Your goal – Copy out the lines that have "CLOSE" in them.

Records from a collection
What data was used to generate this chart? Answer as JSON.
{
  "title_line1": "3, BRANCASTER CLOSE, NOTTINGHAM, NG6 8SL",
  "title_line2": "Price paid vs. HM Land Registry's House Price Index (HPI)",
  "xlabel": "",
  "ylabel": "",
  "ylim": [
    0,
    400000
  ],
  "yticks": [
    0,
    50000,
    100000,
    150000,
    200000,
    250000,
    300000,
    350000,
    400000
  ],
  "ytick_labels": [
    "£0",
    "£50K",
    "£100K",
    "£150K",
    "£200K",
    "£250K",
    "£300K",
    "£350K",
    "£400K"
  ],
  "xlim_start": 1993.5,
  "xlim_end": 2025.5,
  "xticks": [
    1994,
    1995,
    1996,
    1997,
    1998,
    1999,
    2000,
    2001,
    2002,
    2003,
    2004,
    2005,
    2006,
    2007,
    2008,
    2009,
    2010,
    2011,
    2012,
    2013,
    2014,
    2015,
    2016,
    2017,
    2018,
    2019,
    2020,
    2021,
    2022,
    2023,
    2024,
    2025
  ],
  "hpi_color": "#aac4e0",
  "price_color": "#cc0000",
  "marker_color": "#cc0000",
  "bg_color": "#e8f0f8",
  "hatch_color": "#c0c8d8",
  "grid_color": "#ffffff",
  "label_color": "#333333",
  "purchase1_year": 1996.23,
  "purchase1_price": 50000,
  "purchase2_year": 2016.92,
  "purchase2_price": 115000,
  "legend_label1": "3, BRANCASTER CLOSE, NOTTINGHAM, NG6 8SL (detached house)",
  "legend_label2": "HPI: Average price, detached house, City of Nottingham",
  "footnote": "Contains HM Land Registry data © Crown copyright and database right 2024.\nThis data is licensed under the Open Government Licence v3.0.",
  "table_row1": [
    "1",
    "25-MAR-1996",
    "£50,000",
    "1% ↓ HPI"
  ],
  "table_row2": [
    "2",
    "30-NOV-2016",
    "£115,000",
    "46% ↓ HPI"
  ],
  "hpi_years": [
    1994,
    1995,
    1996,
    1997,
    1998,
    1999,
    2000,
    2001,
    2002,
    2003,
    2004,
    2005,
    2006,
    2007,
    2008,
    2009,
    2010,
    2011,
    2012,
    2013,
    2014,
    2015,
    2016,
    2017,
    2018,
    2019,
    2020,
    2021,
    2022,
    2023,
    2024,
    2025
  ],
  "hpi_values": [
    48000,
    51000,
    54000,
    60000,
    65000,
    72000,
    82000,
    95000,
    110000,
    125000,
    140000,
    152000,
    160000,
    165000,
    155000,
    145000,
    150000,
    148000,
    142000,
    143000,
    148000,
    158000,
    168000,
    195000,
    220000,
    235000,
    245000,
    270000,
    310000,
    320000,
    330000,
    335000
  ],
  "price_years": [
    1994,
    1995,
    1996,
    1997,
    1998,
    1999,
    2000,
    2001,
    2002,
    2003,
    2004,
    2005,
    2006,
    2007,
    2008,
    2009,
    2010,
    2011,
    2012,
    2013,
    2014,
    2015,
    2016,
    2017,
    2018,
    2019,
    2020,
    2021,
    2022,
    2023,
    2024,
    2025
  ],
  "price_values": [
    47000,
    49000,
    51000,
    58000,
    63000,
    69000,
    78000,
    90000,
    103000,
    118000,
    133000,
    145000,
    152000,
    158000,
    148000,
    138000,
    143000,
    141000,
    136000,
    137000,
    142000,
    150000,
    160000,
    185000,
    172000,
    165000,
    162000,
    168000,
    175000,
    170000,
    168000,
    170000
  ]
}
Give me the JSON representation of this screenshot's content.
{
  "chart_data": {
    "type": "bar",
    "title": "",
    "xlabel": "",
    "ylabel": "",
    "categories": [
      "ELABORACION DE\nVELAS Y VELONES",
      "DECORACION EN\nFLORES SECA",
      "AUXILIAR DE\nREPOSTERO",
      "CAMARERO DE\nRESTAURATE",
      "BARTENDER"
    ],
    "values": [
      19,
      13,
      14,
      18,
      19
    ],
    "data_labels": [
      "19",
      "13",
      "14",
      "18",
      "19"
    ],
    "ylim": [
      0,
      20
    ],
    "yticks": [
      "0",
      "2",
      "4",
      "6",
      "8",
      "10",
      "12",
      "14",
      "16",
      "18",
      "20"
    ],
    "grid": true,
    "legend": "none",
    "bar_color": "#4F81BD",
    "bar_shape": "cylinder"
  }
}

Answer to the problem –
  "title_line1": "3, BRANCASTER CLOSE, NOTTINGHAM, NG6 8SL",
  "legend_label1": "3, BRANCASTER CLOSE, NOTTINGHAM, NG6 8SL (detached house)",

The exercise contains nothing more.